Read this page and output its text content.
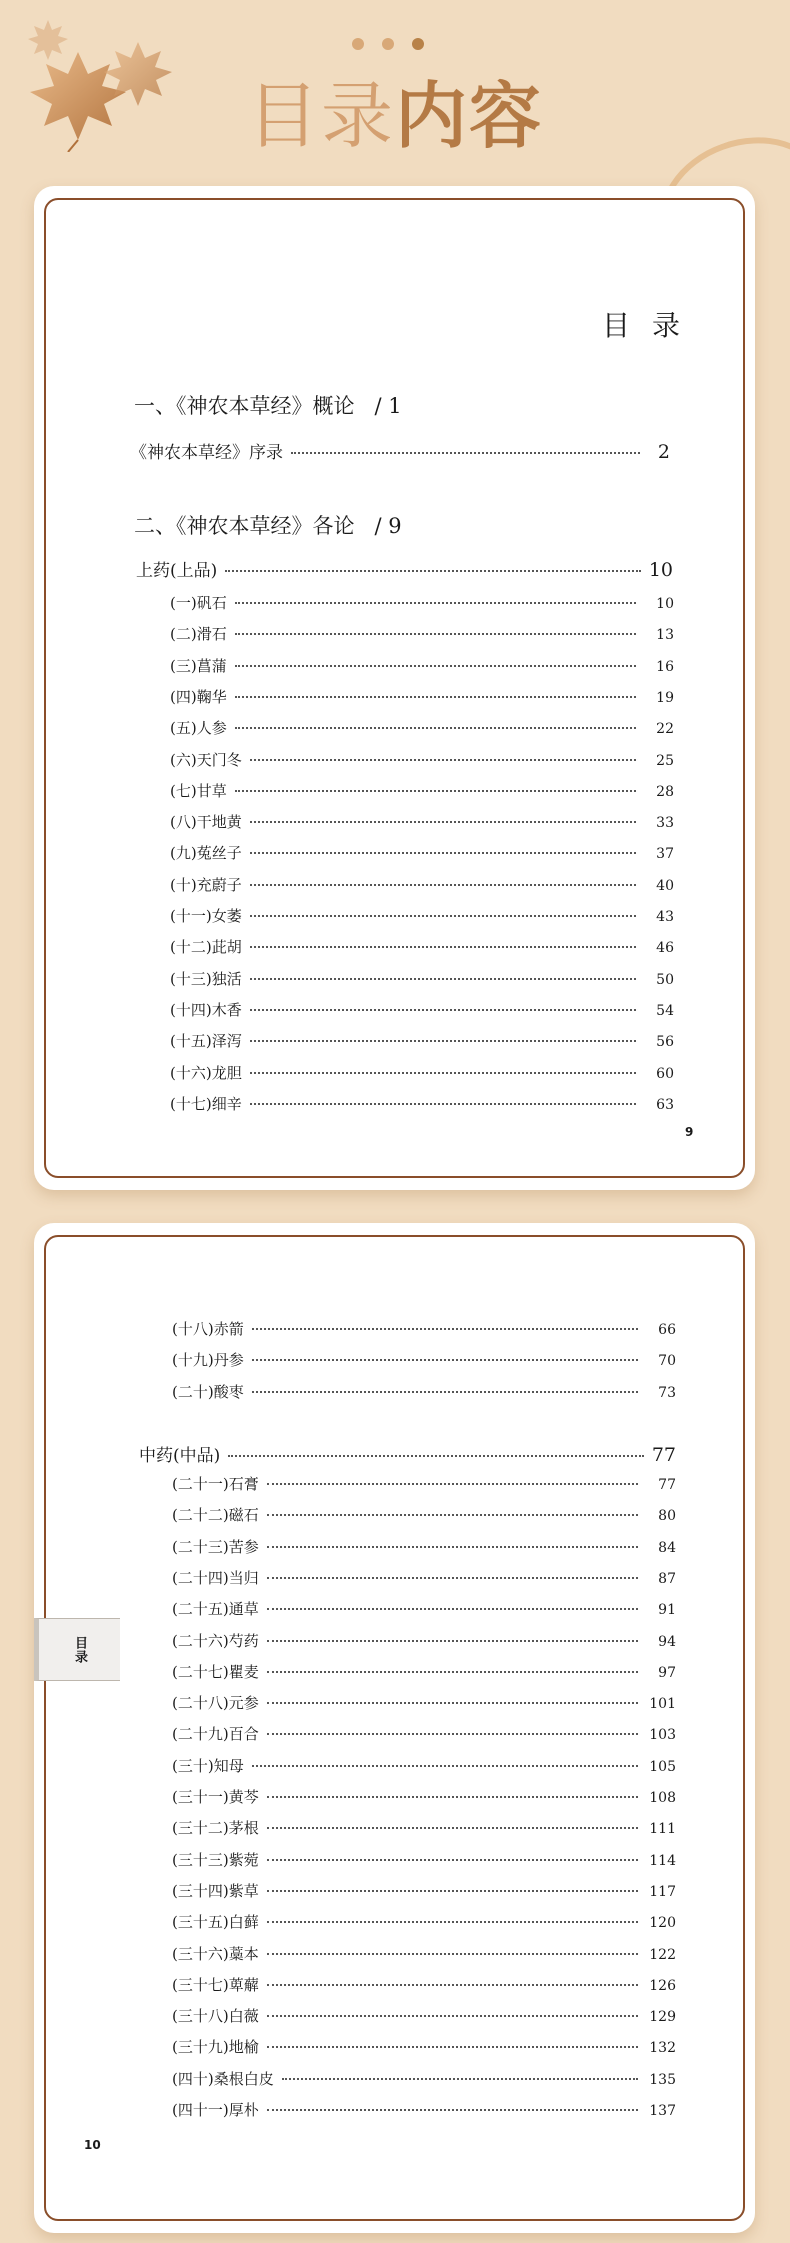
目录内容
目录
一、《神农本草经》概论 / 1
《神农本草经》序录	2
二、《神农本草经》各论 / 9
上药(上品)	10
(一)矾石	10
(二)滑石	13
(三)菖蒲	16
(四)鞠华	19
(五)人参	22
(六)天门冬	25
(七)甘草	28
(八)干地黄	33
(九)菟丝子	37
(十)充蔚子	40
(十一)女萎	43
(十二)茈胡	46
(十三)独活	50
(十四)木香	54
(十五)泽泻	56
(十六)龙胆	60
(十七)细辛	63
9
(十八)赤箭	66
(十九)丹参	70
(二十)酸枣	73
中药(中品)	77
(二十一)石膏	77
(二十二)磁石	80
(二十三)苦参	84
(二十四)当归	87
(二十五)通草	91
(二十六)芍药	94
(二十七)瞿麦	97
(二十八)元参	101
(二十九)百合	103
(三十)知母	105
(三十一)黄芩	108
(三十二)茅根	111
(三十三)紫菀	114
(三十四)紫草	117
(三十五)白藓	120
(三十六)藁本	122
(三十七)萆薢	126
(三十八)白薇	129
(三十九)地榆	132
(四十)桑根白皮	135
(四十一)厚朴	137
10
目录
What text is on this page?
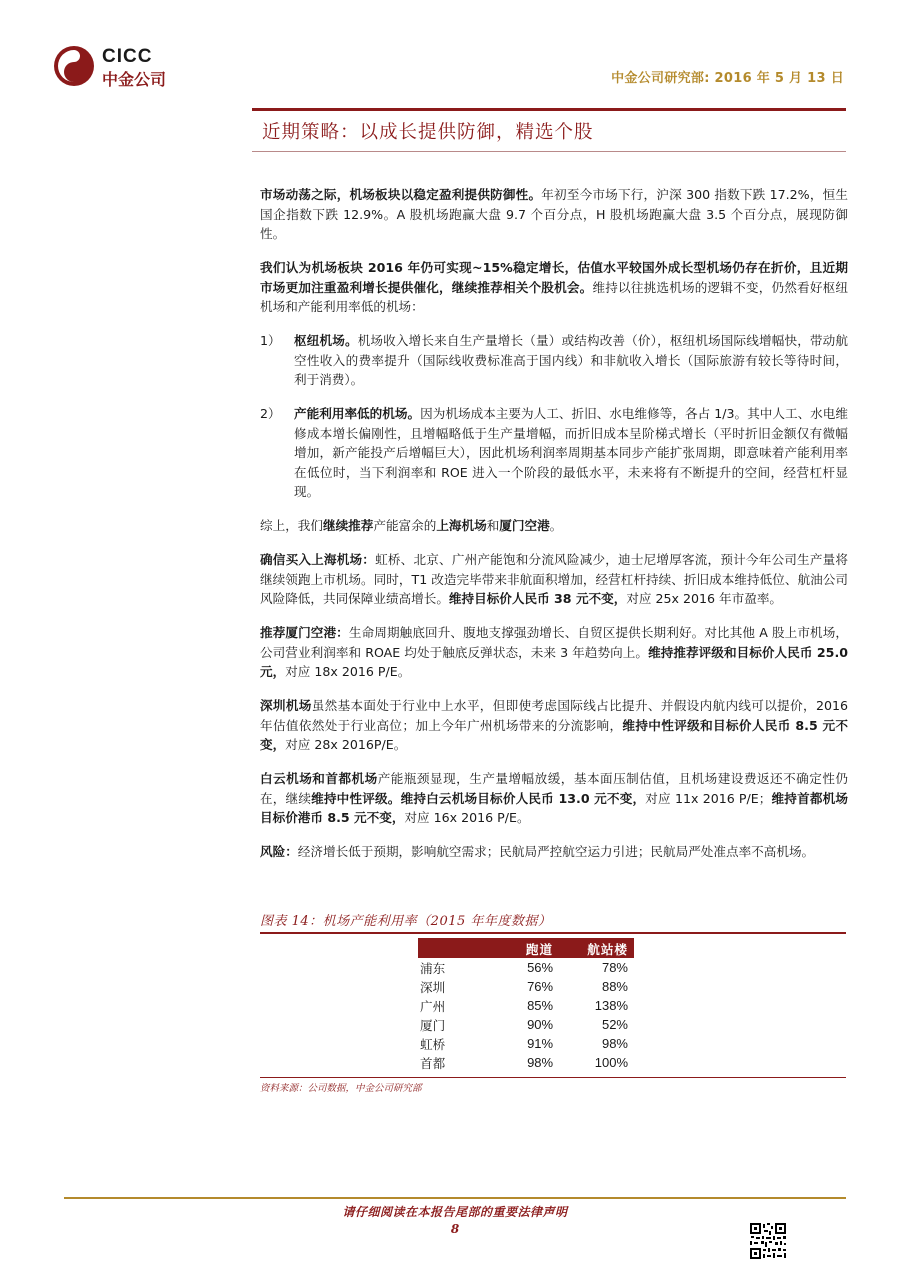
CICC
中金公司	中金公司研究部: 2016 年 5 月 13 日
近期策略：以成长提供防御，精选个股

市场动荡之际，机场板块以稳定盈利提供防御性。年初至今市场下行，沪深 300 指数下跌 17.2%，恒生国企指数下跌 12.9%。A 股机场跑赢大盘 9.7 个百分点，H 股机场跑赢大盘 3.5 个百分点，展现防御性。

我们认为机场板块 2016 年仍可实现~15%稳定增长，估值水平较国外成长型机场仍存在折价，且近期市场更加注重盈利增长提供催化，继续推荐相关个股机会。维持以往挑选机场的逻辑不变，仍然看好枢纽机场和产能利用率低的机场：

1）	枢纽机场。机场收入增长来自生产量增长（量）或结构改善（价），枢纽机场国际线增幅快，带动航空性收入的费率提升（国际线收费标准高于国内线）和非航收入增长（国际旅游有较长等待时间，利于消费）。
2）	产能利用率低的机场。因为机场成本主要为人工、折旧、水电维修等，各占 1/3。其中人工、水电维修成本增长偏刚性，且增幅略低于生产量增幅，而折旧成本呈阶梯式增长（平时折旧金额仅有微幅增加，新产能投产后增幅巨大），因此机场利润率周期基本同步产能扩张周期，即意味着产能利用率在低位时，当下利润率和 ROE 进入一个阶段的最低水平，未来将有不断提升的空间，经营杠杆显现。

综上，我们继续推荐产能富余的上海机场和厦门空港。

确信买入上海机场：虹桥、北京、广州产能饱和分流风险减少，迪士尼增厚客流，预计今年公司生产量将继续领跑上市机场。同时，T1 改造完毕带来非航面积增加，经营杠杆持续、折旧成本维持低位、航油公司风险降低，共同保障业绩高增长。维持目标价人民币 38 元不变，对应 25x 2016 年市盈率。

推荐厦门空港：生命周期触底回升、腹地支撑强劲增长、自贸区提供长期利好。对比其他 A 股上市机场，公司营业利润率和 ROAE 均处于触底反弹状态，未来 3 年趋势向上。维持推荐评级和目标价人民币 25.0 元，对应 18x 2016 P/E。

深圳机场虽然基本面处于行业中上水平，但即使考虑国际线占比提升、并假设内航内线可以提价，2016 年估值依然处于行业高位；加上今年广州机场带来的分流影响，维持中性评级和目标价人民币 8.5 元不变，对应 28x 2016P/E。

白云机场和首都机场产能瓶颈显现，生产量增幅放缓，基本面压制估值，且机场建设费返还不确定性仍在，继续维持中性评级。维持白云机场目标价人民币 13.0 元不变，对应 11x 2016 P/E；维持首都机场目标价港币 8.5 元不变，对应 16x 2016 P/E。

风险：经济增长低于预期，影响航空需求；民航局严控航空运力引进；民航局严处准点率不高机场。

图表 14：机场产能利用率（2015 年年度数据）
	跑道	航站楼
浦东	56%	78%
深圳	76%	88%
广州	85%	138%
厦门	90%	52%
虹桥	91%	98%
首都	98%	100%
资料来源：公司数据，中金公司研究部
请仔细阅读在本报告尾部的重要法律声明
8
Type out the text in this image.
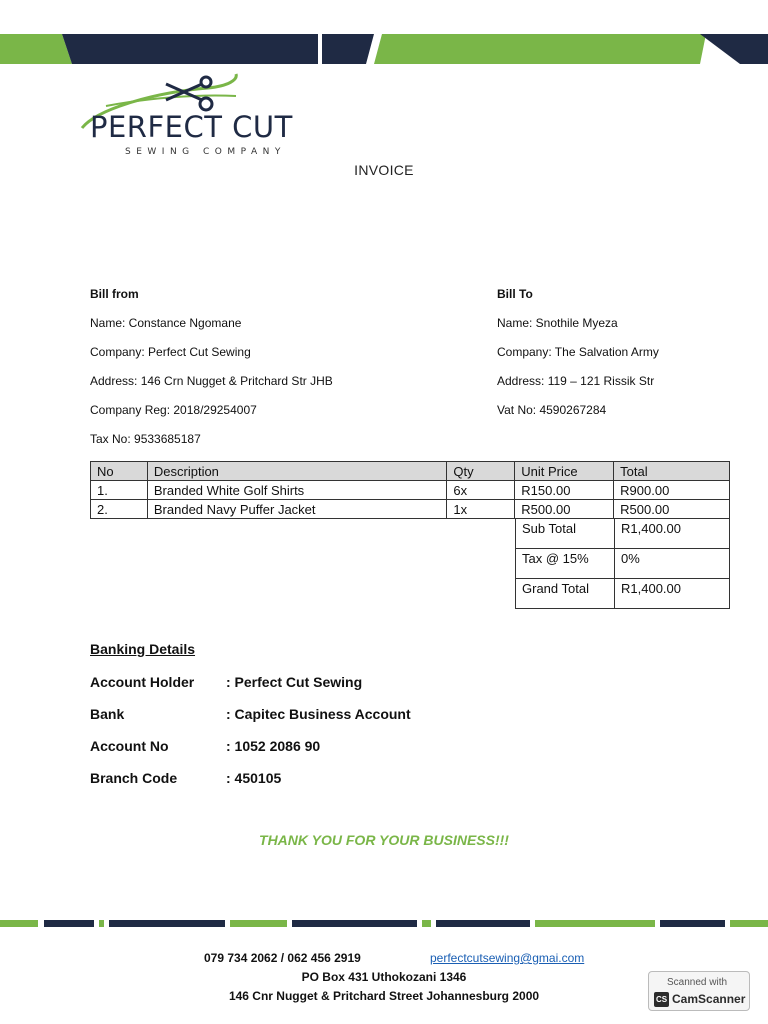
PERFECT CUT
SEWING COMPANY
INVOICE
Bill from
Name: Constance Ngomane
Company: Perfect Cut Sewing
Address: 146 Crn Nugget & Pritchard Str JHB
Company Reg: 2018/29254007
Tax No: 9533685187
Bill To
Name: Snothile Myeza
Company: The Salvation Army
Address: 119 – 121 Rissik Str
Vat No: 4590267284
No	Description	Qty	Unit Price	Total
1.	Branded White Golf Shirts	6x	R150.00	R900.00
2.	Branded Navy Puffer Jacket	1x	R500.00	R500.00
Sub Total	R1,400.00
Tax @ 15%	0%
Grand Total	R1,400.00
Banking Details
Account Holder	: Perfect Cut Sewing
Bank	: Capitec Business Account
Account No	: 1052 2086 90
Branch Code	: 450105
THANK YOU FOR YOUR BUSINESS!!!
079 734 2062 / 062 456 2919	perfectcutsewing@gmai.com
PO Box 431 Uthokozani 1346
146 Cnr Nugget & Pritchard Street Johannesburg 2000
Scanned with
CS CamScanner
● ● ● ● ●
[WHAT YOU ARE ASKED TO DO]: What comes back should match the records exactly, minus any pictures.

[FINAL RESULT]:
Read this page and output its text content.
目录内容
目录
一、《神农本草经》概论 / 1
《神农本草经》序录	2
二、《神农本草经》各论 / 9
上药(上品)	10
(一)矾石	10
(二)滑石	13
(三)菖蒲	16
(四)鞠华	19
(五)人参	22
(六)天门冬	25
(七)甘草	28
(八)干地黄	33
(九)菟丝子	37
(十)充蔚子	40
(十一)女萎	43
(十二)茈胡	46
(十三)独活	50
(十四)木香	54
(十五)泽泻	56
(十六)龙胆	60
(十七)细辛	63
9
(十八)赤箭	66
(十九)丹参	70
(二十)酸枣	73
中药(中品)	77
(二十一)石膏	77
(二十二)磁石	80
(二十三)苦参	84
(二十四)当归	87
(二十五)通草	91
(二十六)芍药	94
(二十七)瞿麦	97
(二十八)元参	101
(二十九)百合	103
(三十)知母	105
(三十一)黄芩	108
(三十二)茅根	111
(三十三)紫菀	114
(三十四)紫草	117
(三十五)白藓	120
(三十六)藁本	122
(三十七)萆薢	126
(三十八)白薇	129
(三十九)地榆	132
(四十)桑根白皮	135
(四十一)厚朴	137
10
目录
What text is on this page?
CICC
中金公司	中金公司研究部: 2016 年 5 月 13 日
近期策略：以成长提供防御，精选个股

市场动荡之际，机场板块以稳定盈利提供防御性。年初至今市场下行，沪深 300 指数下跌 17.2%，恒生国企指数下跌 12.9%。A 股机场跑赢大盘 9.7 个百分点，H 股机场跑赢大盘 3.5 个百分点，展现防御性。

我们认为机场板块 2016 年仍可实现~15%稳定增长，估值水平较国外成长型机场仍存在折价，且近期市场更加注重盈利增长提供催化，继续推荐相关个股机会。维持以往挑选机场的逻辑不变，仍然看好枢纽机场和产能利用率低的机场：

1）	枢纽机场。机场收入增长来自生产量增长（量）或结构改善（价），枢纽机场国际线增幅快，带动航空性收入的费率提升（国际线收费标准高于国内线）和非航收入增长（国际旅游有较长等待时间，利于消费）。
2）	产能利用率低的机场。因为机场成本主要为人工、折旧、水电维修等，各占 1/3。其中人工、水电维修成本增长偏刚性，且增幅略低于生产量增幅，而折旧成本呈阶梯式增长（平时折旧金额仅有微幅增加，新产能投产后增幅巨大），因此机场利润率周期基本同步产能扩张周期，即意味着产能利用率在低位时，当下利润率和 ROE 进入一个阶段的最低水平，未来将有不断提升的空间，经营杠杆显现。

综上，我们继续推荐产能富余的上海机场和厦门空港。

确信买入上海机场：虹桥、北京、广州产能饱和分流风险减少，迪士尼增厚客流，预计今年公司生产量将继续领跑上市机场。同时，T1 改造完毕带来非航面积增加，经营杠杆持续、折旧成本维持低位、航油公司风险降低，共同保障业绩高增长。维持目标价人民币 38 元不变，对应 25x 2016 年市盈率。

推荐厦门空港：生命周期触底回升、腹地支撑强劲增长、自贸区提供长期利好。对比其他 A 股上市机场，公司营业利润率和 ROAE 均处于触底反弹状态，未来 3 年趋势向上。维持推荐评级和目标价人民币 25.0 元，对应 18x 2016 P/E。

深圳机场虽然基本面处于行业中上水平，但即使考虑国际线占比提升、并假设内航内线可以提价，2016 年估值依然处于行业高位；加上今年广州机场带来的分流影响，维持中性评级和目标价人民币 8.5 元不变，对应 28x 2016P/E。

白云机场和首都机场产能瓶颈显现，生产量增幅放缓，基本面压制估值，且机场建设费返还不确定性仍在，继续维持中性评级。维持白云机场目标价人民币 13.0 元不变，对应 11x 2016 P/E；维持首都机场目标价港币 8.5 元不变，对应 16x 2016 P/E。

风险：经济增长低于预期，影响航空需求；民航局严控航空运力引进；民航局严处准点率不高机场。

图表 14：机场产能利用率（2015 年年度数据）
	跑道	航站楼
浦东	56%	78%
深圳	76%	88%
广州	85%	138%
厦门	90%	52%
虹桥	91%	98%
首都	98%	100%
资料来源：公司数据，中金公司研究部
请仔细阅读在本报告尾部的重要法律声明
8
Type out the text in this image.
PERFECT CUT
SEWING COMPANY
INVOICE
Bill from
Name: Constance Ngomane
Company: Perfect Cut Sewing
Address: 146 Crn Nugget & Pritchard Str JHB
Company Reg: 2018/29254007
Tax No: 9533685187
Bill To
Name: Snothile Myeza
Company: The Salvation Army
Address: 119 – 121 Rissik Str
Vat No: 4590267284
No	Description	Qty	Unit Price	Total
1.	Branded White Golf Shirts	6x	R150.00	R900.00
2.	Branded Navy Puffer Jacket	1x	R500.00	R500.00
Sub Total	R1,400.00
Tax @ 15%	0%
Grand Total	R1,400.00
Banking Details
Account Holder	: Perfect Cut Sewing
Bank	: Capitec Business Account
Account No	: 1052 2086 90
Branch Code	: 450105
THANK YOU FOR YOUR BUSINESS!!!
079 734 2062 / 062 456 2919	perfectcutsewing@gmai.com
PO Box 431 Uthokozani 1346
146 Cnr Nugget & Pritchard Street Johannesburg 2000
Scanned with
CS CamScanner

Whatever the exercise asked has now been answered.